Nous sommes dans l’univers des imprimeurs, celui de Gutenberg, comme son nom l’indique, que l’on considère comme le père de l’imprimerie. Gutenberg a réussi à combiner des techniques existantes, celle des caractères mobiles, celle de la presse, celle de l’encrage et inventa ainsi l’imprimerie dans sa forme la plus moderne. La vie personnelle de l’imprimeur ne fut pas un long fleuve rhénan tranquille, il mourut endetté et fit non sa fortune mais celle de son usurier, lequel le temps d’un procès se transforma définitivement en associé contraint.
Les livres étaient alors écrits entièrement à la main, réservés à une élite non seulement lettrée mais prospère car les livres atteignaient des coûts prohibitifs. Gutenberg, grâce aux procédés qu’il métissa, permit de diffuser la culture et le savoir de son temps.
L’éditeur Polonais Granna a publié ce jeu réalisé par deux auteurs Katarzyna Cioch, Wojciech Wiśniewski et illustré par Rafał Szłapa. Atalia vient de l’éditer en français.
Ce jeu propose une totale immersion dans l’univers de l’imprimerie. Vous pourrez à votre tour de jeu prendre des commandes, disposer des encres de couleur nécessaire, développer vos compétences professionnelles comme la composition, la gravure, la reliure ou l’enluminure, améliorer les techniques de votre atelier à l’aide d’engrenages qui s’emboîteront et tourneront à chaque tour, faire appel à des mécènes… et aussi acheter des caractères d’imprimerie !

* * * *

CONSIGNES
1) Traduisez en anglais cette phrase du texte sur l’imprimerie : « Les livres étaient alors écrits entièrement à la main, réservés à une élite non seulement lettrée mais prospère car les livres atteignaient des coûts prohibitifs. »
2) Rédigez la suite du texte sur l’imprimerie, en commençant juste après sa dernière phrase.

Extraits d’un jeu d’annotations de mise en page
* * * *

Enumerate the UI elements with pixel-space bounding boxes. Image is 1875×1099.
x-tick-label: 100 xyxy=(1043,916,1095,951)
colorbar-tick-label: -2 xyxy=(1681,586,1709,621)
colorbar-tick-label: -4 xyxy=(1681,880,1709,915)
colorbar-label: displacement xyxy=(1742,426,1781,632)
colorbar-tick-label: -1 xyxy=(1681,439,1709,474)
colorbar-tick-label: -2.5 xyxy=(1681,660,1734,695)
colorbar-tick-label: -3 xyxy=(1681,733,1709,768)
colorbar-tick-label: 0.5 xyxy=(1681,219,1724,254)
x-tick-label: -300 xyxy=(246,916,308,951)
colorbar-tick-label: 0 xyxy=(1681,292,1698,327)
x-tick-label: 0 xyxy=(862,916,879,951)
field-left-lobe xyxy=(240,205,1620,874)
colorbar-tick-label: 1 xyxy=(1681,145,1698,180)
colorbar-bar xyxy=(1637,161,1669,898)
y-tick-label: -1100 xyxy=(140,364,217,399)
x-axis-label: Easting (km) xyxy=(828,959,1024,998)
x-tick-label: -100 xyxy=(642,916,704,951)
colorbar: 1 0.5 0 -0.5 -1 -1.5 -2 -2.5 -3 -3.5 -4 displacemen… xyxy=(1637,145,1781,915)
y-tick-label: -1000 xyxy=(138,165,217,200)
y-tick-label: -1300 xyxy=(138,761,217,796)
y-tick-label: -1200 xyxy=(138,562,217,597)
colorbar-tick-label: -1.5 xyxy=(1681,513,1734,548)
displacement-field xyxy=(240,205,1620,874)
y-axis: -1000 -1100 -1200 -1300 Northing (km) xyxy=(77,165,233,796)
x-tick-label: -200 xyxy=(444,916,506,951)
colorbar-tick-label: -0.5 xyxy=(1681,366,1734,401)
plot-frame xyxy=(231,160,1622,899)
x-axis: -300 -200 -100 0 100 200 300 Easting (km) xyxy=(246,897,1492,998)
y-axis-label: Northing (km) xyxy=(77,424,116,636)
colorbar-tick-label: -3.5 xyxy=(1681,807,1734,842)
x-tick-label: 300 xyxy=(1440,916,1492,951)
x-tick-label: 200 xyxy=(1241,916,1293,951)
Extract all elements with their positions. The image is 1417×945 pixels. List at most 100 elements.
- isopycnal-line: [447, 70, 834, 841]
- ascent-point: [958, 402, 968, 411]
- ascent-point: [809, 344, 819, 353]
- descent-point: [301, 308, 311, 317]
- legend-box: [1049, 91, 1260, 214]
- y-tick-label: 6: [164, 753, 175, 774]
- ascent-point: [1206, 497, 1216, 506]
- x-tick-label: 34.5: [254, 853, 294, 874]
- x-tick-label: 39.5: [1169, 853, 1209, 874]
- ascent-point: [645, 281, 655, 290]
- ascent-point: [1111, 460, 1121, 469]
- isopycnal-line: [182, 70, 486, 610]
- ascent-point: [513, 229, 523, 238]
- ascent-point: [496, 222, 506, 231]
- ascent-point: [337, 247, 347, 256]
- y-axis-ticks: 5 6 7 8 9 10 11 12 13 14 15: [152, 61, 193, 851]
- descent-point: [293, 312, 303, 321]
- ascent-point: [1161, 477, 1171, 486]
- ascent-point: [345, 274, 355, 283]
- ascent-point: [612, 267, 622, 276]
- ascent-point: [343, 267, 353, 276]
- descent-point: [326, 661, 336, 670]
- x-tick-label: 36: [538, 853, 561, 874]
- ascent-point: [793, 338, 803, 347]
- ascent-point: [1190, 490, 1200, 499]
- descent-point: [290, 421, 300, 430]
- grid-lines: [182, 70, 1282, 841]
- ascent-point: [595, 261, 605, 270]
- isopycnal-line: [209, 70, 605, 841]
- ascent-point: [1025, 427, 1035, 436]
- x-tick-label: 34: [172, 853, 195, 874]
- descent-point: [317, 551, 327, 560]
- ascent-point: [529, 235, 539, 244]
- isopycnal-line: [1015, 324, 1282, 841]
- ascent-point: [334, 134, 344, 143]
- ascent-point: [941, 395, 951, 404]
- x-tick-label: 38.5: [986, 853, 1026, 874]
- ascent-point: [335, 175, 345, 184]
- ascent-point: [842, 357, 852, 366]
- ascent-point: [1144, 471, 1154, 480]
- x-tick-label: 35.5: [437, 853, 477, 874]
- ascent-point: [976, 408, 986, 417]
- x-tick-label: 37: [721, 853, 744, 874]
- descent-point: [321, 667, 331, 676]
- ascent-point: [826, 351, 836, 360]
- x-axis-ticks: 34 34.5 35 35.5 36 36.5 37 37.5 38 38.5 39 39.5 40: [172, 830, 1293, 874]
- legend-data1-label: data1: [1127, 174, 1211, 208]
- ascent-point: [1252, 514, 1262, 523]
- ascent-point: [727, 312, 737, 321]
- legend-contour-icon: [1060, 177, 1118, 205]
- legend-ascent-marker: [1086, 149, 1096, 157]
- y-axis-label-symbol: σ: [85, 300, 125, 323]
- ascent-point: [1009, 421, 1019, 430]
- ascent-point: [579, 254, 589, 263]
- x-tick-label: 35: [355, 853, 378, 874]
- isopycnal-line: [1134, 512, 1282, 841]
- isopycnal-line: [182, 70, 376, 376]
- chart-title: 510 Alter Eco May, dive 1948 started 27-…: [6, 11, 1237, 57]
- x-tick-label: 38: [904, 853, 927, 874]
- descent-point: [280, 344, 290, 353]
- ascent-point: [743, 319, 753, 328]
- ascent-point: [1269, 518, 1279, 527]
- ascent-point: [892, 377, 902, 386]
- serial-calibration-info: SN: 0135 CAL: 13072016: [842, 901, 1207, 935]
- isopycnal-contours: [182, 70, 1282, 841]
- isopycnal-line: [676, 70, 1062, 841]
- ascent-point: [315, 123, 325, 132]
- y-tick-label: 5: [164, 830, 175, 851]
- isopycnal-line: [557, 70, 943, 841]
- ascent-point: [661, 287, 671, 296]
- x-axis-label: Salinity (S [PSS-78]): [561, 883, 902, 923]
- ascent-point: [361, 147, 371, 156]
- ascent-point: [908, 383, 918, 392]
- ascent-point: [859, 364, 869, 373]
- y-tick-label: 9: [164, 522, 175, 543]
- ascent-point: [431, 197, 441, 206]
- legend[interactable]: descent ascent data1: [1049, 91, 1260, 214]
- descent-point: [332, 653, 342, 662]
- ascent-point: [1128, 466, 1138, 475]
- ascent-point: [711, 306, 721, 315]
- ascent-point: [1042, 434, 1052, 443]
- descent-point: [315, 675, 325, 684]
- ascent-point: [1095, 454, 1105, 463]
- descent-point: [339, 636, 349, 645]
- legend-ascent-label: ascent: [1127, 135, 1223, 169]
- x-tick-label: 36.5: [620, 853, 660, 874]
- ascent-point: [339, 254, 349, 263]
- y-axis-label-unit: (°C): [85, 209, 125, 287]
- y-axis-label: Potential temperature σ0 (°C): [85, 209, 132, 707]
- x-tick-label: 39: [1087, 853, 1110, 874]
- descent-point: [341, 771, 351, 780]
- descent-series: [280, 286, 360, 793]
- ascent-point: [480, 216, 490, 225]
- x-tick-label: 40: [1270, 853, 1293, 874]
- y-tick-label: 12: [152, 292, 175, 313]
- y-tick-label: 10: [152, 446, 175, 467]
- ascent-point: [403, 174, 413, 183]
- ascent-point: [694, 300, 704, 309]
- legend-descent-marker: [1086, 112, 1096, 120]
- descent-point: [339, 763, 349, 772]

* * * *

CORRIGÉS
1) Books were then written entirely by hand, reserved for an elite that was not only literate but wealthy, since books reached prohibitive costs.

2)
Ce qui est subtil et étonnant dans le gameplay, c’est qu’il correspond non seulement à ce que l’on peut imaginer d’une imprimerie avec la résolution et l’enchaînement des actions logiques, mais également à la vie du célèbre imprimeur qui dut faire appel au mécénat pour maintenir ses affaires à flot. Une partie du mécénat permet de récupérer des avantages immédiats (recueillir une commande supplémentaire, accroître une compétence, prélever de l’argent ou des encres). L’autre consiste à capter des mécènes qui seront d’un indéfectible soutien. C’est en fin de partie que cela se comptabilisera et parfois… vous pouvez avoir de mauvaises surprises lors du comptage des points. Parier sur un avenir prospère n’est pas toujours chose aisée.
La mécanique qui opère et apporte une différence avec d’autres jeux de gestion et d’optimisation se cristallise dans les choix d’action et des enchères d’initiative. Les joueurs possèdent chacun un plateau minimaliste où sont répétées les 5 actions possibles. Caché.e.s derrière leur paravent, ils posent des cubes noirs devant les actions qu’ils anticipent, et surtout, ils peuvent en miser le nombre souhaité. À la divulgation des paravents, les actions s’effectuent dans l’ordre du plateau, en débutant par les prises de commandes.
Parmi les joueurs qui ont choisi cette action (on peut ne pas avoir posé de cubes et donc ne pas effectuer l’action) on va regarder celui qui est majoritaire sur sa pose de cubes. C’est ce joueur qui a l’initiative et qui s’empare en premier sur le plateau de ce qu’il juge nécessaire à son atelier. Mais alors à quoi sert d’être premier joueur ? Surtout qu’il a 7 cubes, donc moins que le deuxième qui en a 8, que le troisième qui en a 9 et que le quatrième qui en a 10 ? Et bien en cas d’égalité de pose de cubes sur une action, il est prioritaire.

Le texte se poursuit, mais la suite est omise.